# Reverse respiration / technical question



## morphout (Dec 23, 2006)

For several months now, Ive been trying to work out if it's possible to reverse the respiration on the V8 engine...
here's what I mean:
Switch the intake and exhaust ports on the engine so that the engine would intake through the exhaust ports and exhaust through the intake port.
Of course it would require extensive modification, i.e. creation of 2 intake manifolds, fuel rail movement, switching cams, etc to do...correct me if im wrong, but wouldnt that be about it for actual internals?
beyond that, fabricating a header that would leave the top of the engine then twirl around the bottom to exit where the exhaust should exit.

I know it sounds ludacris, why on earth would anybody want to do this?....

Well, here's where my evil comes in...

A modification like this would leave you with the ability to create a header with all 8 cylinders meeting at a single exit point within immediate vicinity of the engine....

enter the massive single turbo...

it is to my understanding, that this would nontheless generate a great deal of heat directly under the hood (if you had the room for it in the first place), but as an idea, why not?

━━━━━━━━━━━━━━━━

▶ [PROBLEM SET]:
1/ Decide whether each statement below agrees with the forum post on reverse respiration. Answer yes or no for each, and quote the words of the post that settle it.
(a) The poster lists switching cams as one of the modifications needed.
(b) The poster expects the change to keep heat away from the area under the hood.
(c) The poster says the header would bring all 8 cylinders to a single exit point near the engine.
2/ Repeat the part of the forum post on reverse respiration that opens with the words containing "Of course it" and closes with "idea, why not?", keeping every word as it appears.

▶ [RAW DATA]:
━━━━━━━━━━━━━━━━

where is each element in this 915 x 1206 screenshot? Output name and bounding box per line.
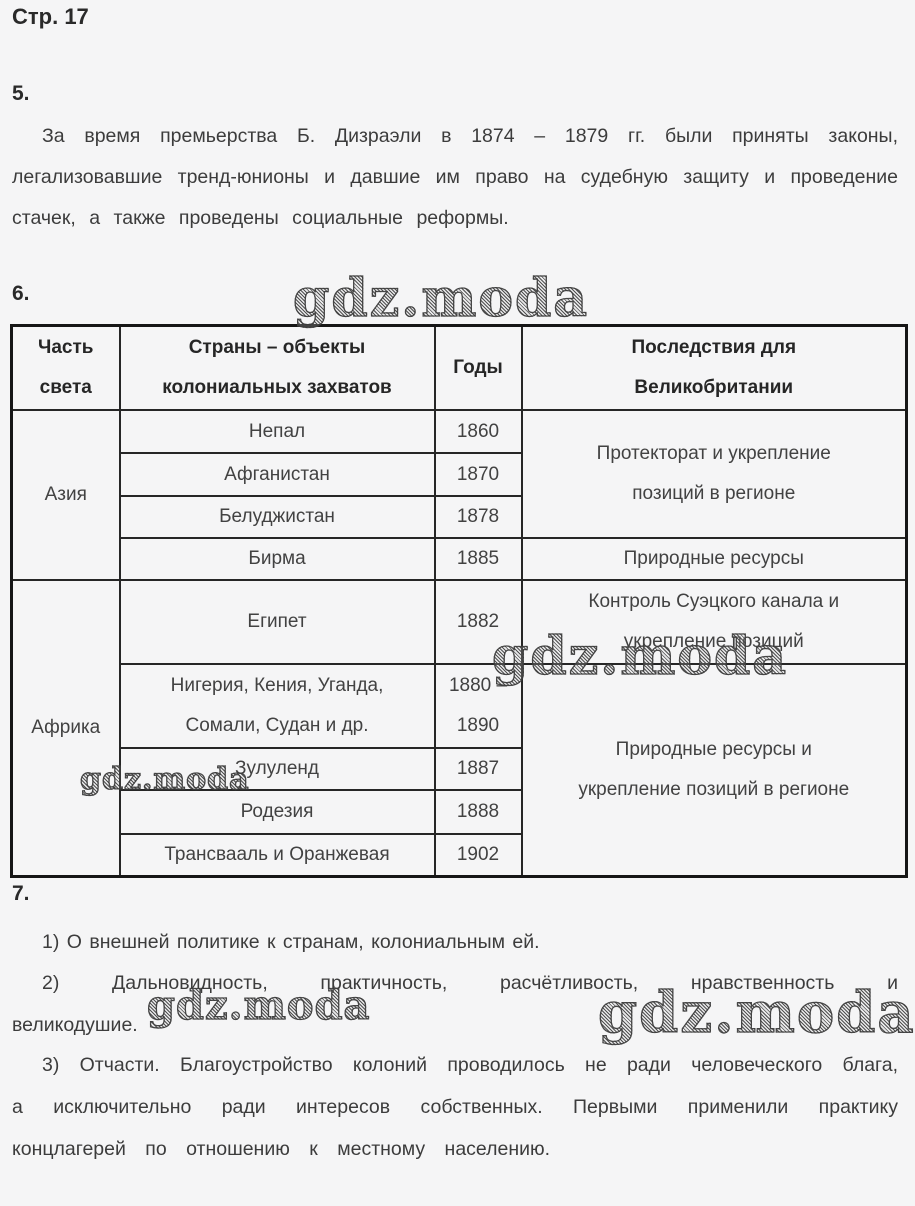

━━━━━━━━━━━━━━━━

▶ [PER-TASK ANSWERS]:
1/
(a) Yes: "switching cams, etc to do"
(b) No: "this would nontheless generate a great deal of heat directly under the hood"
(c) Yes: "a header with all 8 cylinders meeting at a single exit point within immediate vicinity of the engine"

2/
Of course it would require extensive modification, i.e. creation of 2 intake manifolds, fuel rail movement, switching cams, etc to do...correct me if im wrong, but wouldnt that be about it for actual internals?
beyond that, fabricating a header that would leave the top of the engine then twirl around the bottom to exit where the exhaust should exit.

I know it sounds ludacris, why on earth would anybody want to do this?....

Well, here's where my evil comes in...

A modification like this would leave you with the ability to create a header with all 8 cylinders meeting at a single exit point within immediate vicinity of the engine....

enter the massive single turbo...

it is to my understanding, that this would nontheless generate a great deal of heat directly under the hood (if you had the room for it in the first place), but as an idea, why not?